## The problem
List every statistical test named in the statistical-methods paragraph below.

Source text Start Marker

All statistical values were reported as the mean ± standard deviation. Kolmogorov–Smirnov test was used to determine whether the continuous variables were in line with normal distribution. If the variables were normally distributed, Student’s t-test was applied to compare difference in preoperative factors between two groups according to the overall efficacy. The non-normal distribution variables were conducted with Mann–Whitney U test. Simple linear regression analysis was applied to determine the significant predicting factors for therapeutic effects, and then, stepwise forward binary logistic regression analysis was carried out to determine the factors associated with surgical outcomes of TURP. The receiver operating characteristic (ROC) curves were produced, and the area under the curve (AUC) was subsequently calculated to describe the predictive value of MBOOI in surgical outcomes. All Statistical analysis were processed using IBM SPSS 25.0 for Windows statistical software (Statistical Package for Social Sciences, IBM Corporation, Armonk, NY, USA). All statistical tests were two-sided, p < 0.05 was considered to be statistically significant.

Source text End Marker
Source material Start Marker

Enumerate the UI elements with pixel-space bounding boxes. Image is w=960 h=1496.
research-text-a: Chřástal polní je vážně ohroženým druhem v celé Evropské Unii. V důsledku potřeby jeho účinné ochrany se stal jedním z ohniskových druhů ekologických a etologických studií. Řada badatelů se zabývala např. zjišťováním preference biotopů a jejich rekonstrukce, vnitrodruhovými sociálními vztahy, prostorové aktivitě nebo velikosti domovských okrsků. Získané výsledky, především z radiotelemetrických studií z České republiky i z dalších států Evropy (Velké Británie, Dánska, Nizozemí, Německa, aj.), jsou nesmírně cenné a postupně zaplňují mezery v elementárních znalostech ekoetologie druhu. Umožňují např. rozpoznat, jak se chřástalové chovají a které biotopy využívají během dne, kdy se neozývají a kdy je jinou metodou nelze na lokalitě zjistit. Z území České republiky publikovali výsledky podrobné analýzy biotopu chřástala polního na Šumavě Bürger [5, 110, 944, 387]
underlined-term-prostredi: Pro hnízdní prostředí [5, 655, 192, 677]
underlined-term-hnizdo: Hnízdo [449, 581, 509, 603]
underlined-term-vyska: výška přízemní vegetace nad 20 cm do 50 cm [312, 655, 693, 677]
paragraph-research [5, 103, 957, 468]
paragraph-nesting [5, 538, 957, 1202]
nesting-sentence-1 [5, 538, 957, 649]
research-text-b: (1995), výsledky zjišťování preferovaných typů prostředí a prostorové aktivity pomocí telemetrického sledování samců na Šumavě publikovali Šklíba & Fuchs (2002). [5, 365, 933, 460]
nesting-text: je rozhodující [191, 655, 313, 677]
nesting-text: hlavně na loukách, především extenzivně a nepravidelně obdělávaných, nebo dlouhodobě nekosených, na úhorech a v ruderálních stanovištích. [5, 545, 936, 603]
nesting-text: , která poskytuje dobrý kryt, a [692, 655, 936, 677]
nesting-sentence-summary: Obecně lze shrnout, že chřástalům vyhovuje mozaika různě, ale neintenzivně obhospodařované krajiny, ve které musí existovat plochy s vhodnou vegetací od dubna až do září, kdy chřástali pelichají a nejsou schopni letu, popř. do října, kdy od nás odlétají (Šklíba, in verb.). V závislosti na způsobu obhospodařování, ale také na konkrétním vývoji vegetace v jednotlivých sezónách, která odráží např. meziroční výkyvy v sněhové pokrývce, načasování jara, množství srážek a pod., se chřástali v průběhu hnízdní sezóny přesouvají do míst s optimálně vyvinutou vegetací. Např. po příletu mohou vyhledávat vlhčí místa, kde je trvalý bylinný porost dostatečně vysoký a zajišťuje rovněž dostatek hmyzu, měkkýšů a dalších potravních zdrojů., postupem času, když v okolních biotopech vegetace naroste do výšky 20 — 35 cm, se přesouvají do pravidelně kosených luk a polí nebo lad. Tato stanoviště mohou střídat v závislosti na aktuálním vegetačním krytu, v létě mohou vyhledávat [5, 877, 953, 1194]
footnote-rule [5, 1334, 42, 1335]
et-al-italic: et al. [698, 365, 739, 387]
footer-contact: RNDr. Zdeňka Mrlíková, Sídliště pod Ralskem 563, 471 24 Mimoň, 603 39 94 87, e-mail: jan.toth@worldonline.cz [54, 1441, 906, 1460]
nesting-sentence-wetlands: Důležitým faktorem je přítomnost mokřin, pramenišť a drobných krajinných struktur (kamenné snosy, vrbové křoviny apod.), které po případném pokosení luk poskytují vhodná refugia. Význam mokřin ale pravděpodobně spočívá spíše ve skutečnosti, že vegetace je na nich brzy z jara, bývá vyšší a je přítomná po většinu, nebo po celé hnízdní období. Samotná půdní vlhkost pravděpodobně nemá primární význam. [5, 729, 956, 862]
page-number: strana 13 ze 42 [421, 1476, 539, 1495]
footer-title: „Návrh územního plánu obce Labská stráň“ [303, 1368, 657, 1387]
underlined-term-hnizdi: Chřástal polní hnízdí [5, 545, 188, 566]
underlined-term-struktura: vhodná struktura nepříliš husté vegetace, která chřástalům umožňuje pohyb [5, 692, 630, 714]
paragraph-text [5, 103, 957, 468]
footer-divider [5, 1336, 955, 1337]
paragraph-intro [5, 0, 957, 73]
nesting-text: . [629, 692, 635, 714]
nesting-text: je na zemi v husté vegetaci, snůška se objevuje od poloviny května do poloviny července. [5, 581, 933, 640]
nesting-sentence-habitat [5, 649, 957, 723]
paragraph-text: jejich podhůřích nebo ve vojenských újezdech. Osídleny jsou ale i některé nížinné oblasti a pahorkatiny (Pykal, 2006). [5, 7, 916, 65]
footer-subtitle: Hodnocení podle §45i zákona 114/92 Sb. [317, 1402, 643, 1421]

Source material End Marker

## Output for this task
Kolmogorov–Smirnov test
Student’s t-test
Mann–Whitney U test